Identify all lines of the data containing the string "grid" and copy them.

★ ★ ★ ★

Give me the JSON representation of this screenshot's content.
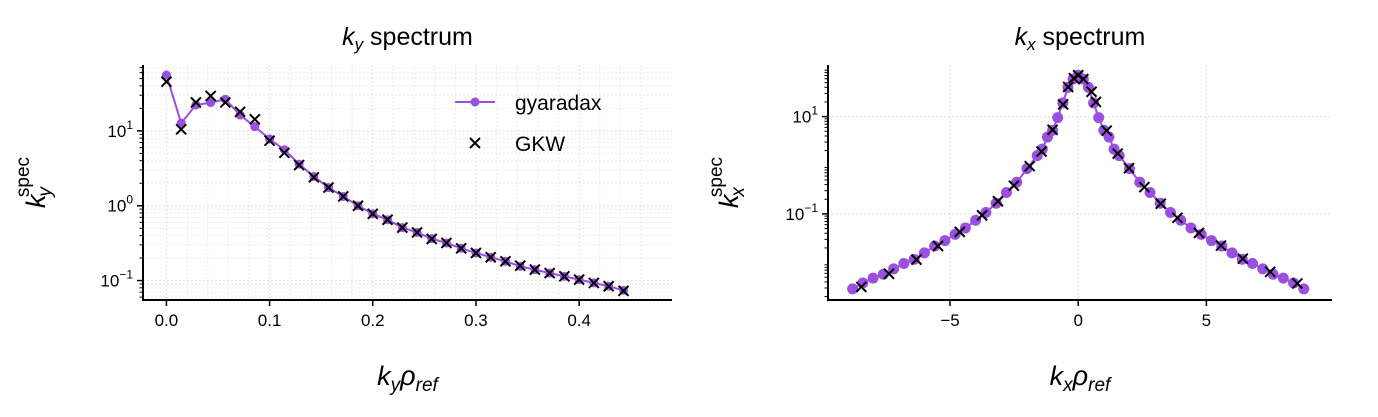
{
  "colors": {
    "gyaradax": "#9b4fe0",
    "gkw": "#000000",
    "grid": "#dddddd"
  },
  "chart_data": [
    {
      "type": "line",
      "title": {
        "main": "k",
        "sub": "y",
        "rest": " spectrum"
      },
      "xlabel": {
        "main": "k",
        "sub": "y",
        "mid": "ρ",
        "sub2": "ref"
      },
      "ylabel": {
        "main": "k",
        "sub": "y",
        "sup": "spec"
      },
      "xscale": "linear",
      "yscale": "log",
      "xlim": [
        -0.0227,
        0.49
      ],
      "ylim": [
        0.055,
        76
      ],
      "xticks": [
        0.0,
        0.1,
        0.2,
        0.3,
        0.4
      ],
      "xtick_labels": [
        "0.0",
        "0.1",
        "0.2",
        "0.3",
        "0.4"
      ],
      "yticks": [
        10,
        1,
        0.1
      ],
      "ytick_labels": [
        {
          "base": "10",
          "exp": "1"
        },
        {
          "base": "10",
          "exp": "0"
        },
        {
          "base": "10",
          "exp": "−1"
        }
      ],
      "grid": "major and minor, dotted",
      "legend": {
        "placement": "upper-right",
        "entries": [
          "gyaradax",
          "GKW"
        ]
      },
      "series": [
        {
          "name": "gyaradax",
          "style": "line-with-circle-markers",
          "x": [
            0.0,
            0.0143,
            0.0286,
            0.0429,
            0.0571,
            0.0714,
            0.0857,
            0.1,
            0.1143,
            0.1286,
            0.1429,
            0.1571,
            0.1714,
            0.1857,
            0.2,
            0.2143,
            0.2286,
            0.2429,
            0.2571,
            0.2714,
            0.2857,
            0.3,
            0.3143,
            0.3286,
            0.3429,
            0.3571,
            0.3714,
            0.3857,
            0.4,
            0.4143,
            0.4286,
            0.443
          ],
          "y": [
            55.8,
            12.7,
            22.2,
            23.9,
            26.5,
            16.3,
            11.4,
            7.8,
            5.6,
            3.6,
            2.46,
            1.75,
            1.33,
            1.0,
            0.78,
            0.65,
            0.51,
            0.44,
            0.363,
            0.318,
            0.27,
            0.234,
            0.205,
            0.181,
            0.155,
            0.14,
            0.126,
            0.114,
            0.103,
            0.093,
            0.084,
            0.074
          ]
        },
        {
          "name": "GKW",
          "style": "x-markers",
          "x": [
            0.0,
            0.0143,
            0.0286,
            0.0429,
            0.0571,
            0.0714,
            0.0857,
            0.1,
            0.1143,
            0.1286,
            0.1429,
            0.1571,
            0.1714,
            0.1857,
            0.2,
            0.2143,
            0.2286,
            0.2429,
            0.2571,
            0.2714,
            0.2857,
            0.3,
            0.3143,
            0.3286,
            0.3429,
            0.3571,
            0.3714,
            0.3857,
            0.4,
            0.4143,
            0.4286,
            0.443
          ],
          "y": [
            45.5,
            10.5,
            24.0,
            29.3,
            24.0,
            18.0,
            14.3,
            7.4,
            5.1,
            3.5,
            2.4,
            1.75,
            1.33,
            1.0,
            0.78,
            0.65,
            0.51,
            0.44,
            0.36,
            0.318,
            0.27,
            0.234,
            0.205,
            0.181,
            0.158,
            0.14,
            0.126,
            0.114,
            0.103,
            0.093,
            0.084,
            0.073
          ]
        }
      ]
    },
    {
      "type": "line",
      "title": {
        "main": "k",
        "sub": "x",
        "rest": " spectrum"
      },
      "xlabel": {
        "main": "k",
        "sub": "x",
        "mid": "ρ",
        "sub2": "ref"
      },
      "ylabel": {
        "main": "k",
        "sub": "x",
        "sup": "spec"
      },
      "xscale": "linear",
      "yscale": "log",
      "xlim": [
        -9.76,
        9.9
      ],
      "ylim": [
        0.0017,
        115
      ],
      "xticks": [
        -5,
        0,
        5
      ],
      "xtick_labels": [
        "−5",
        "0",
        "5"
      ],
      "yticks": [
        10,
        0.1
      ],
      "ytick_labels": [
        {
          "base": "10",
          "exp": "1"
        },
        {
          "base": "10",
          "exp": "−1"
        }
      ],
      "grid": "major, dotted",
      "series": [
        {
          "name": "gyaradax",
          "style": "line-with-circle-markers",
          "x": [
            -8.8,
            -8.4,
            -8.0,
            -7.6,
            -7.2,
            -6.8,
            -6.4,
            -6.0,
            -5.6,
            -5.2,
            -4.8,
            -4.4,
            -4.0,
            -3.6,
            -3.2,
            -2.8,
            -2.4,
            -2.0,
            -1.6,
            -1.4,
            -1.2,
            -1.0,
            -0.8,
            -0.6,
            -0.4,
            -0.2,
            0.0,
            0.2,
            0.4,
            0.6,
            0.8,
            1.0,
            1.2,
            1.4,
            1.6,
            2.0,
            2.4,
            2.8,
            3.2,
            3.6,
            4.0,
            4.4,
            4.8,
            5.2,
            5.6,
            6.0,
            6.4,
            6.8,
            7.2,
            7.6,
            8.0,
            8.4,
            8.8
          ],
          "y": [
            0.00288,
            0.0038,
            0.00479,
            0.00575,
            0.00741,
            0.00955,
            0.0117,
            0.0158,
            0.0219,
            0.0282,
            0.038,
            0.0513,
            0.0741,
            0.107,
            0.166,
            0.275,
            0.447,
            0.851,
            1.58,
            2.14,
            3.8,
            5.25,
            9.55,
            19.1,
            39.8,
            58.9,
            70.8,
            58.9,
            39.8,
            19.1,
            9.55,
            5.25,
            3.8,
            2.14,
            1.58,
            0.851,
            0.447,
            0.275,
            0.166,
            0.107,
            0.0741,
            0.0513,
            0.038,
            0.0282,
            0.0219,
            0.0158,
            0.0117,
            0.00955,
            0.00741,
            0.00575,
            0.00479,
            0.0038,
            0.00288
          ]
        },
        {
          "name": "GKW",
          "style": "x-markers",
          "x": [
            -8.46,
            -7.38,
            -6.31,
            -5.47,
            -4.62,
            -3.75,
            -3.13,
            -2.51,
            -1.89,
            -1.43,
            -1.0,
            -0.59,
            -0.39,
            -0.17,
            0.0,
            0.2,
            0.52,
            0.69,
            1.11,
            1.54,
            1.98,
            2.58,
            3.22,
            3.87,
            4.71,
            5.57,
            6.42,
            7.49,
            8.55
          ],
          "y": [
            0.00316,
            0.00589,
            0.0115,
            0.0219,
            0.0427,
            0.0933,
            0.182,
            0.38,
            0.955,
            1.91,
            5.37,
            17.8,
            40.7,
            61.7,
            70.8,
            58.9,
            32.4,
            20.0,
            5.13,
            1.74,
            0.871,
            0.355,
            0.162,
            0.0832,
            0.0407,
            0.0224,
            0.012,
            0.00646,
            0.00372
          ]
        }
      ]
    }
  ]
}
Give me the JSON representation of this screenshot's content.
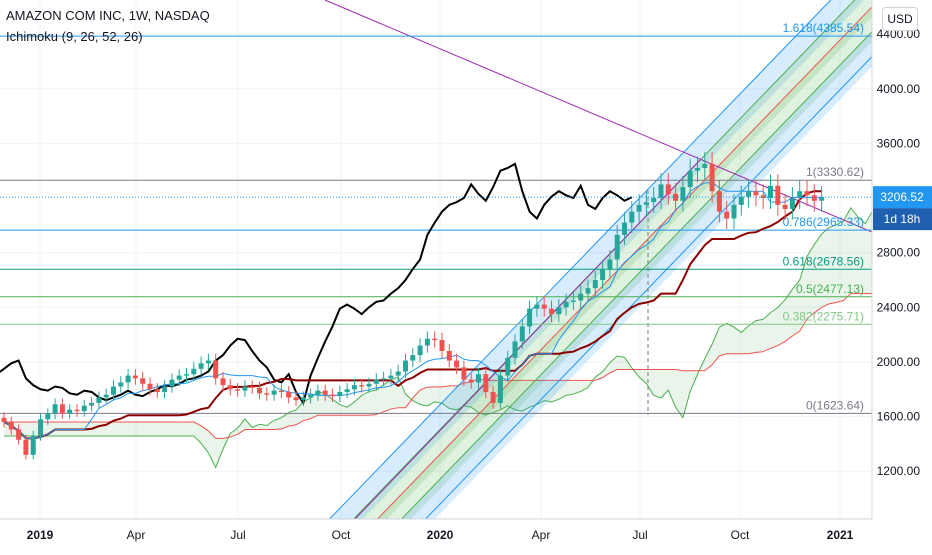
{
  "header": {
    "symbol": "AMAZON COM INC, 1W, NASDAQ",
    "indicator": "Ichimoku (9, 26, 52, 26)",
    "currency": "USD"
  },
  "colors": {
    "up": "#26a69a",
    "down": "#ef5350",
    "lagging": "#000000",
    "base": "#8b0000",
    "conversion": "#2196f3",
    "fib": "#4caf50",
    "pitchfork": "#2196f3",
    "trendline": "#9c27b0",
    "price_tag": "#2196f3",
    "countdown_tag": "#1e5fb0"
  },
  "chart_data": {
    "type": "candlestick",
    "x_axis": {
      "labels": [
        "2019",
        "Apr",
        "Jul",
        "Oct",
        "2020",
        "Apr",
        "Jul",
        "Oct",
        "2021"
      ]
    },
    "y_axis": {
      "range": [
        850,
        4650
      ],
      "labels": [
        "4400.00",
        "4000.00",
        "3600.00",
        "2800.00",
        "2400.00",
        "2000.00",
        "1600.00",
        "1200.00"
      ]
    },
    "last_price": "3206.52",
    "countdown": "1d 18h",
    "fib_levels": [
      {
        "label": "1.618(4385.54)",
        "value": 4385.54
      },
      {
        "label": "1(3330.62)",
        "value": 3330.62
      },
      {
        "label": "0.786(2965.33)",
        "value": 2965.33
      },
      {
        "label": "0.618(2678.56)",
        "value": 2678.56
      },
      {
        "label": "0.5(2477.13)",
        "value": 2477.13
      },
      {
        "label": "0.382(2275.71)",
        "value": 2275.71
      },
      {
        "label": "0(1623.64)",
        "value": 1623.64
      }
    ],
    "weekly_close": [
      1560,
      1505,
      1430,
      1320,
      1460,
      1580,
      1620,
      1690,
      1625,
      1650,
      1640,
      1680,
      1700,
      1740,
      1760,
      1820,
      1850,
      1900,
      1880,
      1840,
      1800,
      1780,
      1820,
      1870,
      1900,
      1910,
      1950,
      1990,
      2010,
      1880,
      1830,
      1800,
      1790,
      1820,
      1810,
      1770,
      1760,
      1790,
      1780,
      1740,
      1720,
      1740,
      1760,
      1790,
      1760,
      1750,
      1780,
      1800,
      1830,
      1820,
      1840,
      1870,
      1880,
      1900,
      1930,
      2010,
      2050,
      2120,
      2170,
      2160,
      2080,
      2010,
      1960,
      1870,
      1850,
      1910,
      1780,
      1700,
      1900,
      2030,
      2150,
      2260,
      2390,
      2420,
      2390,
      2350,
      2400,
      2440,
      2450,
      2500,
      2540,
      2600,
      2680,
      2750,
      2930,
      3020,
      3100,
      3150,
      3170,
      3200,
      3300,
      3230,
      3180,
      3280,
      3400,
      3420,
      3450,
      3250,
      3100,
      3050,
      3150,
      3210,
      3250,
      3220,
      3200,
      3290,
      3150,
      3120,
      3200,
      3250,
      3220,
      3180,
      3206
    ]
  }
}
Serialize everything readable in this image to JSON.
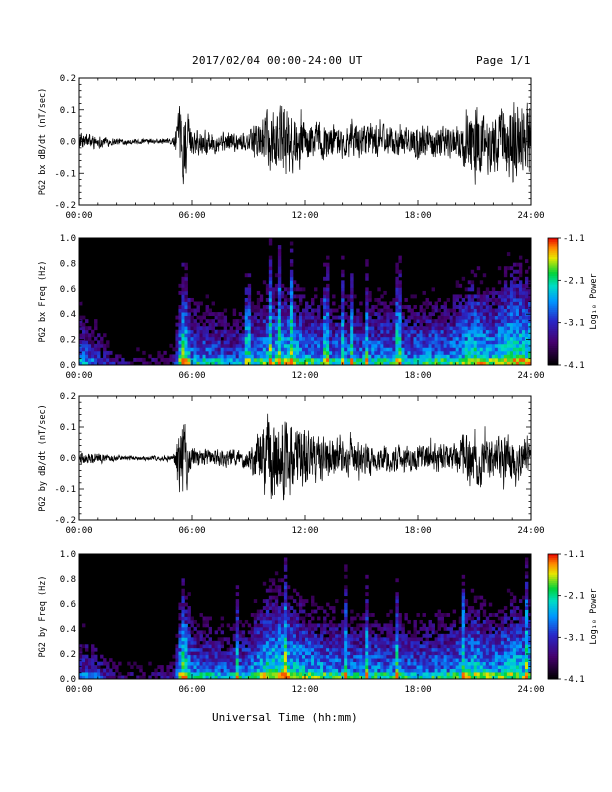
{
  "header": {
    "title": "2017/02/04  00:00-24:00 UT",
    "page": "Page 1/1"
  },
  "footer": {
    "xlabel": "Universal Time (hh:mm)"
  },
  "chart_data": [
    {
      "type": "line",
      "ylabel": "PG2 bx dB/dt (nT/sec)",
      "xlim": [
        0,
        24
      ],
      "ylim": [
        -0.2,
        0.2
      ],
      "x_ticks": [
        "00:00",
        "06:00",
        "12:00",
        "18:00",
        "24:00"
      ],
      "y_ticks": [
        "-0.2",
        "-0.1",
        "0.0",
        "0.1",
        "0.2"
      ],
      "series": [
        {
          "x": [
            0,
            1,
            2,
            3,
            4,
            5,
            5.5,
            6,
            7,
            8,
            9,
            10,
            11,
            12,
            13,
            14,
            15,
            16,
            17,
            18,
            19,
            20,
            21,
            22,
            23,
            24
          ],
          "envelope": [
            0.04,
            0.03,
            0.015,
            0.012,
            0.012,
            0.015,
            0.2,
            0.06,
            0.05,
            0.045,
            0.05,
            0.12,
            0.16,
            0.1,
            0.085,
            0.07,
            0.075,
            0.08,
            0.065,
            0.07,
            0.07,
            0.075,
            0.18,
            0.12,
            0.2,
            0.18
          ]
        }
      ]
    },
    {
      "type": "heatmap",
      "ylabel": "PG2 bx Freq (Hz)",
      "xlim": [
        0,
        24
      ],
      "ylim": [
        0.0,
        1.0
      ],
      "x_ticks": [
        "00:00",
        "06:00",
        "12:00",
        "18:00",
        "24:00"
      ],
      "y_ticks": [
        "0.0",
        "0.2",
        "0.4",
        "0.6",
        "0.8",
        "1.0"
      ],
      "colorbar": {
        "label": "Log₁₀ Power",
        "range": [
          -4.1,
          -1.1
        ],
        "ticks": [
          "-1.1",
          "-2.1",
          "-3.1",
          "-4.1"
        ]
      },
      "activity": {
        "x": [
          0,
          1,
          2,
          3,
          4,
          5,
          5.5,
          6,
          7,
          8,
          9,
          10,
          11,
          12,
          13,
          14,
          15,
          16,
          17,
          18,
          19,
          20,
          21,
          22,
          23,
          24
        ],
        "level": [
          0.55,
          0.4,
          0.2,
          0.15,
          0.15,
          0.2,
          0.9,
          0.6,
          0.55,
          0.5,
          0.55,
          0.7,
          0.75,
          0.65,
          0.6,
          0.6,
          0.6,
          0.62,
          0.6,
          0.6,
          0.62,
          0.65,
          0.8,
          0.7,
          0.85,
          0.8
        ]
      }
    },
    {
      "type": "line",
      "ylabel": "PG2 by dB/dt (nT/sec)",
      "xlim": [
        0,
        24
      ],
      "ylim": [
        -0.2,
        0.2
      ],
      "x_ticks": [
        "00:00",
        "06:00",
        "12:00",
        "18:00",
        "24:00"
      ],
      "y_ticks": [
        "-0.2",
        "-0.1",
        "0.0",
        "0.1",
        "0.2"
      ],
      "series": [
        {
          "x": [
            0,
            1,
            2,
            3,
            4,
            5,
            5.5,
            6,
            7,
            8,
            9,
            10,
            11,
            12,
            13,
            14,
            15,
            16,
            17,
            18,
            19,
            20,
            21,
            22,
            23,
            24
          ],
          "envelope": [
            0.035,
            0.025,
            0.012,
            0.01,
            0.012,
            0.015,
            0.2,
            0.05,
            0.04,
            0.04,
            0.05,
            0.2,
            0.2,
            0.15,
            0.1,
            0.085,
            0.07,
            0.065,
            0.06,
            0.06,
            0.065,
            0.07,
            0.15,
            0.085,
            0.12,
            0.08
          ]
        }
      ]
    },
    {
      "type": "heatmap",
      "ylabel": "PG2 by Freq (Hz)",
      "xlim": [
        0,
        24
      ],
      "ylim": [
        0.0,
        1.0
      ],
      "x_ticks": [
        "00:00",
        "06:00",
        "12:00",
        "18:00",
        "24:00"
      ],
      "y_ticks": [
        "0.0",
        "0.2",
        "0.4",
        "0.6",
        "0.8",
        "1.0"
      ],
      "colorbar": {
        "label": "Log₁₀ Power",
        "range": [
          -4.1,
          -1.1
        ],
        "ticks": [
          "-1.1",
          "-2.1",
          "-3.1",
          "-4.1"
        ]
      },
      "activity": {
        "x": [
          0,
          1,
          2,
          3,
          4,
          5,
          5.5,
          6,
          7,
          8,
          9,
          10,
          11,
          12,
          13,
          14,
          15,
          16,
          17,
          18,
          19,
          20,
          21,
          22,
          23,
          24
        ],
        "level": [
          0.5,
          0.38,
          0.2,
          0.15,
          0.16,
          0.22,
          0.9,
          0.6,
          0.55,
          0.52,
          0.58,
          0.8,
          0.8,
          0.7,
          0.65,
          0.62,
          0.6,
          0.6,
          0.6,
          0.58,
          0.6,
          0.62,
          0.75,
          0.65,
          0.75,
          0.7
        ]
      }
    }
  ]
}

★ ★ ★ ★

- _Correct response_
    "grid": "#dddddd"
      "grid": "major and minor, dotted",
      "grid": "major, dotted",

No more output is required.